:: Task to carry out ::
Your task is to locate every line holding the string "realista" and to copy each of them.

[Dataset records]
########

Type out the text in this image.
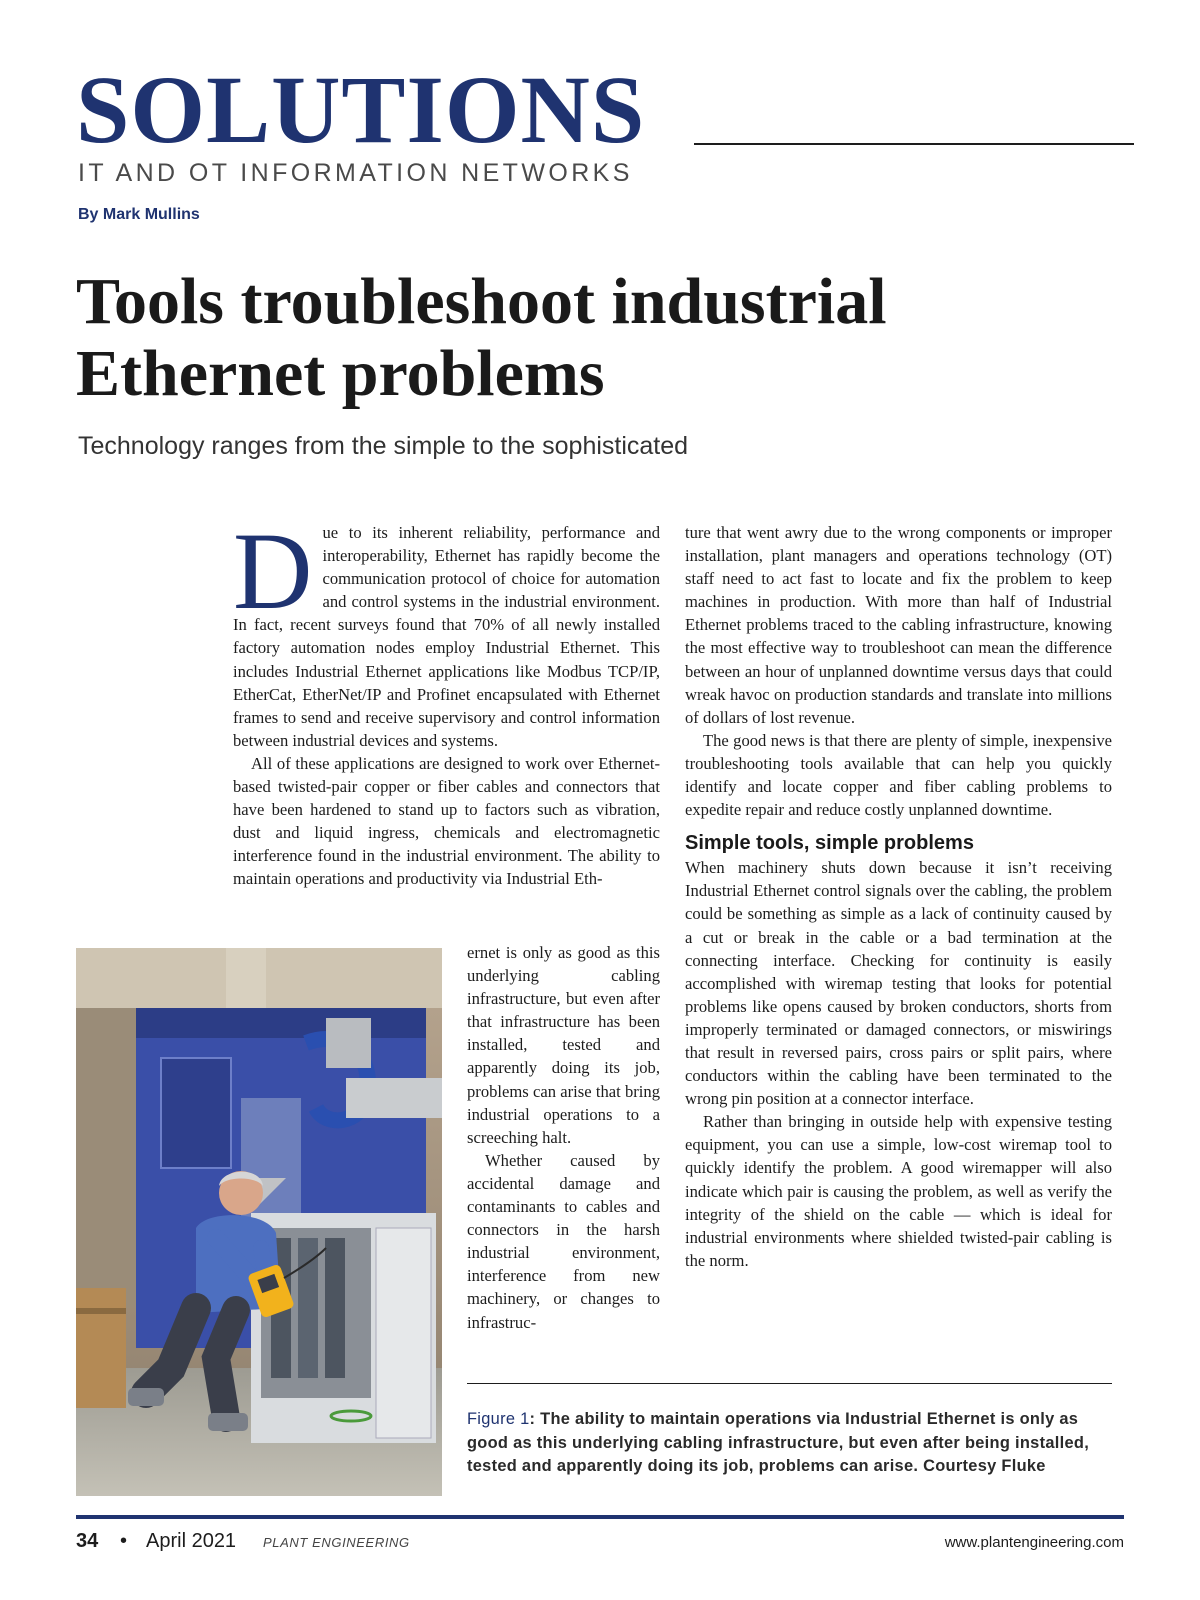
SOLUTIONS
IT AND OT INFORMATION NETWORKS
By Mark Mullins
Tools troubleshoot industrial Ethernet problems
Technology ranges from the simple to the sophisticated
D ue to its inherent reliability, performance and interoperability, Ethernet has rapidly become the communication protocol of choice for automation and control systems in the industrial environment. In fact, recent surveys found that 70% of all newly installed factory automation nodes employ Industrial Ethernet. This includes Industrial Ethernet applications like Modbus TCP/IP, EtherCat, EtherNet/IP and Profinet encapsulated with Ethernet frames to send and receive supervisory and control information between industrial devices and systems.

All of these applications are designed to work over Ethernet-based twisted-pair copper or fiber cables and connectors that have been hardened to stand up to factors such as vibration, dust and liquid ingress, chemicals and electromagnetic interference found in the industrial environment. The ability to maintain operations and productivity via Industrial Eth-

ernet is only as good as this underlying cabling infrastructure, but even after that infrastructure has been installed, tested and apparently doing its job, problems can arise that bring industrial operations to a screeching halt.

Whether caused by accidental damage and contaminants to cables and connectors in the harsh industrial environment, interference from new machinery, or changes to infrastruc-

ture that went awry due to the wrong components or improper installation, plant managers and operations technology (OT) staff need to act fast to locate and fix the problem to keep machines in production. With more than half of Industrial Ethernet problems traced to the cabling infrastructure, knowing the most effective way to troubleshoot can mean the difference between an hour of unplanned downtime versus days that could wreak havoc on production standards and translate into millions of dollars of lost revenue.

The good news is that there are plenty of simple, inexpensive troubleshooting tools available that can help you quickly identify and locate copper and fiber cabling problems to expedite repair and reduce costly unplanned downtime.

Simple tools, simple problems

When machinery shuts down because it isn’t receiving Industrial Ethernet control signals over the cabling, the problem could be something as simple as a lack of continuity caused by a cut or break in the cable or a bad termination at the connecting interface. Checking for continuity is easily accomplished with wiremap testing that looks for potential problems like opens caused by broken conductors, shorts from improperly terminated or damaged connectors, or miswirings that result in reversed pairs, cross pairs or split pairs, where conductors within the cabling have been terminated to the wrong pin position at a connector interface.

Rather than bringing in outside help with expensive testing equipment, you can use a simple, low-cost wiremap tool to quickly identify the problem. A good wiremapper will also indicate which pair is causing the problem, as well as verify the integrity of the shield on the cable — which is ideal for industrial environments where shielded twisted-pair cabling is the norm.

Figure 1: The ability to maintain operations via Industrial Ethernet is only as good as this underlying cabling infrastructure, but even after being installed, tested and apparently doing its job, problems can arise. Courtesy Fluke
34 • April 2021 PLANT ENGINEERING	www.plantengineering.com
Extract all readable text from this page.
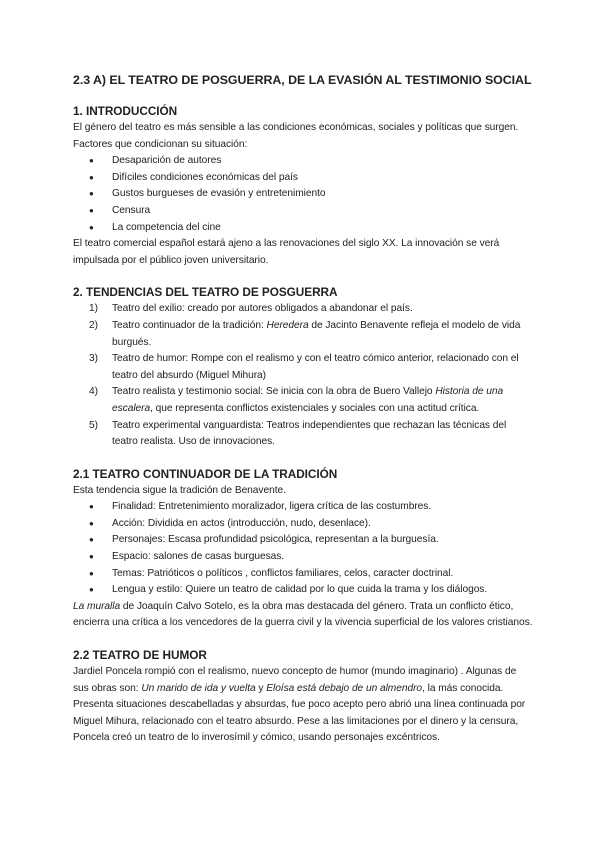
2.3 A) EL TEATRO DE POSGUERRA, DE LA EVASIÓN AL TESTIMONIO SOCIAL
1. INTRODUCCIÓN

El género del teatro es más sensible a las condiciones económicas, sociales y políticas que surgen.

Factores que condicionan su situación:

● Desaparición de autores
● Difíciles condiciones económicas del país
● Gustos burgueses de evasión y entretenimiento
● Censura
● La competencia del cine

El teatro comercial español estará ajeno a las renovaciones del siglo XX. La innovación se verá impulsada por el público joven universitario.

2. TENDENCIAS DEL TEATRO DE POSGUERRA
1) Teatro del exilio: creado por autores obligados a abandonar el país.
2) Teatro continuador de la tradición: Heredera de Jacinto Benavente refleja el modelo de vida burgués.
3) Teatro de humor: Rompe con el realismo y con el teatro cómico anterior, relacionado con el teatro del absurdo (Miguel Mihura)
4) Teatro realista y testimonio social: Se inicia con la obra de Buero Vallejo Historia de una escalera, que representa conflictos existenciales y sociales con una actitud crítica.
5) Teatro experimental vanguardista: Teatros independientes que rechazan las técnicas del teatro realista. Uso de innovaciones.
2.1 TEATRO CONTINUADOR DE LA TRADICIÓN

Esta tendencia sigue la tradición de Benavente.

● Finalidad: Entretenimiento moralizador, ligera crítica de las costumbres.
● Acción: Dividida en actos (introducción, nudo, desenlace).
● Personajes: Escasa profundidad psicológica, representan a la burguesía.
● Espacio: salones de casas burguesas.
● Temas: Patrióticos o políticos , conflictos familiares, celos, caracter doctrinal.
● Lengua y estilo: Quiere un teatro de calidad por lo que cuida la trama y los diálogos.

La muralla de Joaquín Calvo Sotelo, es la obra mas destacada del género. Trata un conflicto ético, encierra una crítica a los vencedores de la guerra civil y la vivencia superficial de los valores cristianos.

2.2 TEATRO DE HUMOR

Jardiel Poncela rompió con el realismo, nuevo concepto de humor (mundo imaginario) . Algunas de sus obras son: Un marido de ida y vuelta y Eloísa está debajo de un almendro, la más conocida. Presenta situaciones descabelladas y absurdas, fue poco acepto pero abrió una línea continuada por Miguel Mihura, relacionado con el teatro absurdo. Pese a las limitaciones por el dinero y la censura, Poncela creó un teatro de lo inverosímil y cómico, usando personajes excéntricos.
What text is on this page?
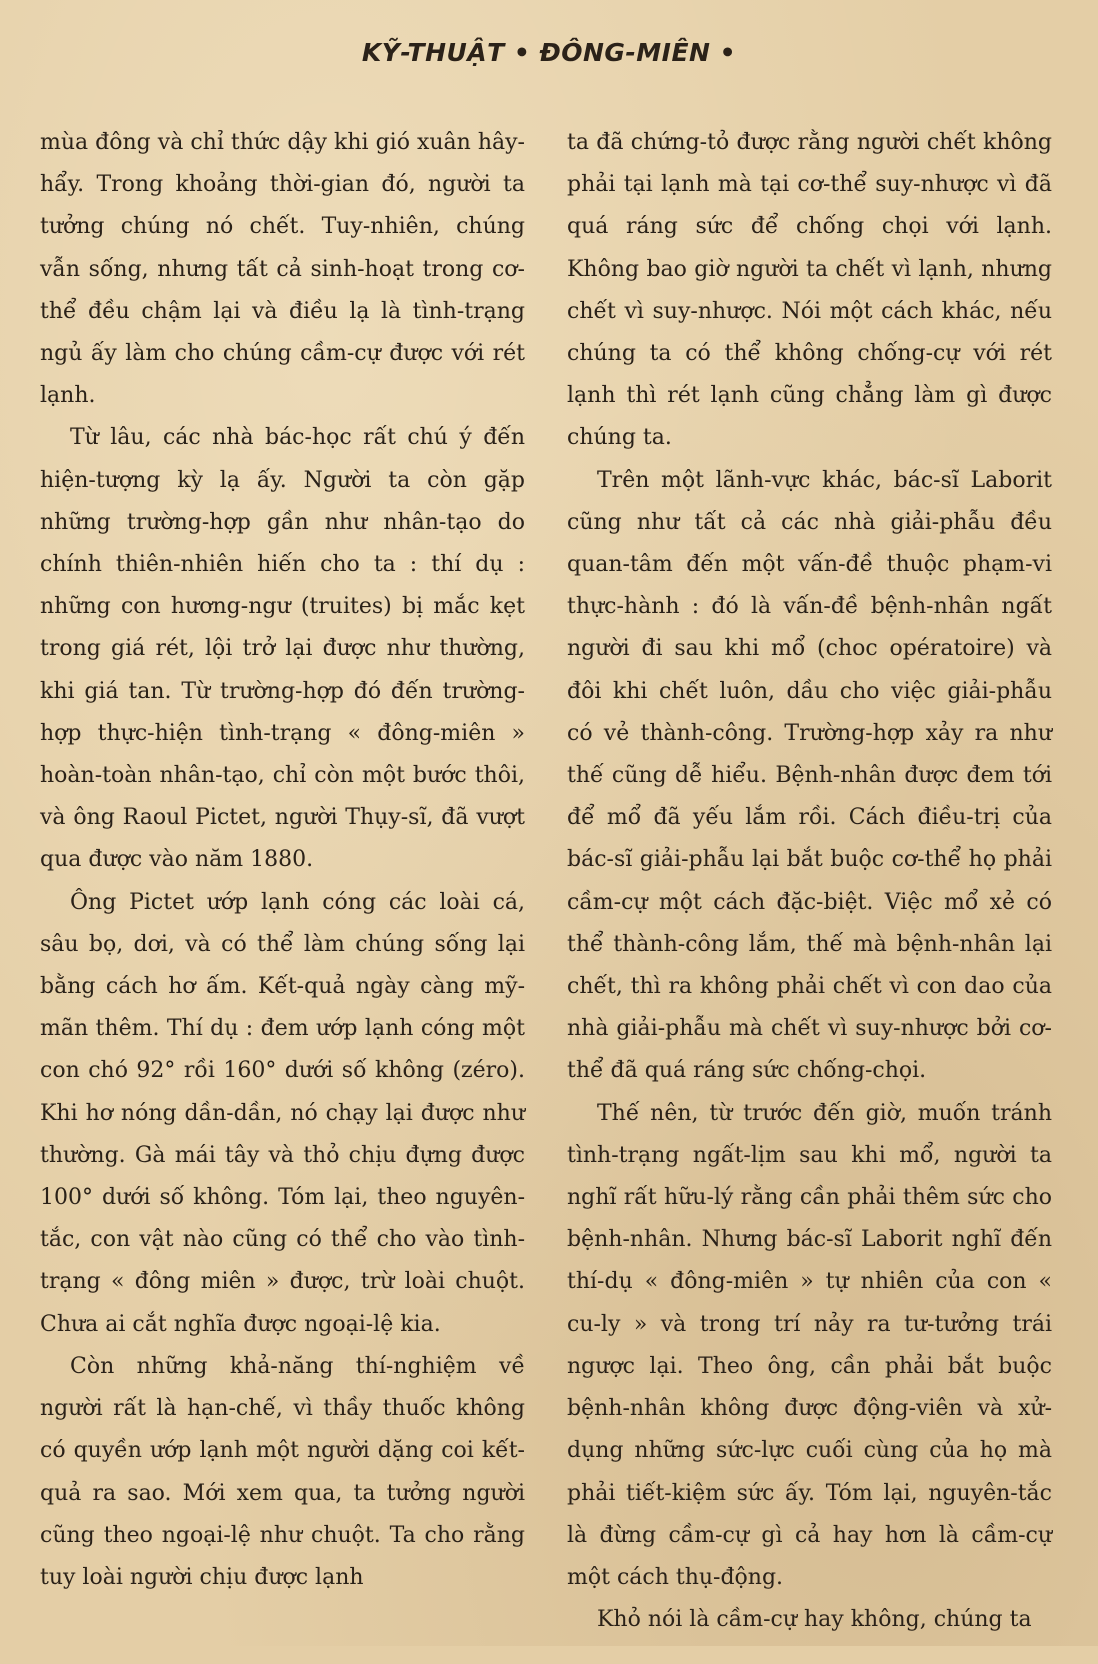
KỸ-THUẬT • ĐÔNG-MIÊN •

mùa đông và chỉ thức dậy khi gió xuân hây-hẩy. Trong khoảng thời-gian đó, người ta tưởng chúng nó chết. Tuy-nhiên, chúng vẫn sống, nhưng tất cả sinh-hoạt trong cơ-thể đều chậm lại và điều lạ là tình-trạng ngủ ấy làm cho chúng cầm-cự được với rét lạnh.

Từ lâu, các nhà bác-học rất chú ý đến hiện-tượng kỳ lạ ấy. Người ta còn gặp những trường-hợp gần như nhân-tạo do chính thiên-nhiên hiến cho ta : thí dụ : những con hương-ngư (truites) bị mắc kẹt trong giá rét, lội trở lại được như thường, khi giá tan. Từ trường-hợp đó đến trường-hợp thực-hiện tình-trạng « đông-miên » hoàn-toàn nhân-tạo, chỉ còn một bước thôi, và ông Raoul Pictet, người Thụy-sĩ, đã vượt qua được vào năm 1880.

Ông Pictet ướp lạnh cóng các loài cá, sâu bọ, dơi, và có thể làm chúng sống lại bằng cách hơ ấm. Kết-quả ngày càng mỹ-mãn thêm. Thí dụ : đem ướp lạnh cóng một con chó 92° rồi 160° dưới số không (zéro). Khi hơ nóng dần-dần, nó chạy lại được như thường. Gà mái tây và thỏ chịu đựng được 100° dưới số không. Tóm lại, theo nguyên-tắc, con vật nào cũng có thể cho vào tình-trạng « đông miên » được, trừ loài chuột. Chưa ai cắt nghĩa được ngoại-lệ kia.

Còn những khả-năng thí-nghiệm về người rất là hạn-chế, vì thầy thuốc không có quyền ướp lạnh một người dặng coi kết-quả ra sao. Mới xem qua, ta tưởng người cũng theo ngoại-lệ như chuột. Ta cho rằng tuy loài người chịu được lạnh

ta đã chứng-tỏ được rằng người chết không phải tại lạnh mà tại cơ-thể suy-nhược vì đã quá ráng sức để chống chọi với lạnh. Không bao giờ người ta chết vì lạnh, nhưng chết vì suy-nhược. Nói một cách khác, nếu chúng ta có thể không chống-cự với rét lạnh thì rét lạnh cũng chẳng làm gì được chúng ta.

Trên một lãnh-vực khác, bác-sĩ Laborit cũng như tất cả các nhà giải-phẫu đều quan-tâm đến một vấn-đề thuộc phạm-vi thực-hành : đó là vấn-đề bệnh-nhân ngất người đi sau khi mổ (choc opératoire) và đôi khi chết luôn, dầu cho việc giải-phẫu có vẻ thành-công. Trường-hợp xảy ra như thế cũng dễ hiểu. Bệnh-nhân được đem tới để mổ đã yếu lắm rồi. Cách điều-trị của bác-sĩ giải-phẫu lại bắt buộc cơ-thể họ phải cầm-cự một cách đặc-biệt. Việc mổ xẻ có thể thành-công lắm, thế mà bệnh-nhân lại chết, thì ra không phải chết vì con dao của nhà giải-phẫu mà chết vì suy-nhược bởi cơ-thể đã quá ráng sức chống-chọi.

Thế nên, từ trước đến giờ, muốn tránh tình-trạng ngất-lịm sau khi mổ, người ta nghĩ rất hữu-lý rằng cần phải thêm sức cho bệnh-nhân. Nhưng bác-sĩ Laborit nghĩ đến thí-dụ « đông-miên » tự nhiên của con « cu-ly » và trong trí nảy ra tư-tưởng trái ngược lại. Theo ông, cần phải bắt buộc bệnh-nhân không được động-viên và xử-dụng những sức-lực cuối cùng của họ mà phải tiết-kiệm sức ấy. Tóm lại, nguyên-tắc là đừng cầm-cự gì cả hay hơn là cầm-cự một cách thụ-động.

Khỏ nói là cầm-cự hay không, chúng ta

########

:: Task output ::
4) Teatro realista y testimonio social: Se inicia con la obra de Buero Vallejo Historia de una escalera, que representa conflictos existenciales y sociales con una actitud crítica.
5) Teatro experimental vanguardista: Teatros independientes que rechazan las técnicas del teatro realista. Uso de innovaciones.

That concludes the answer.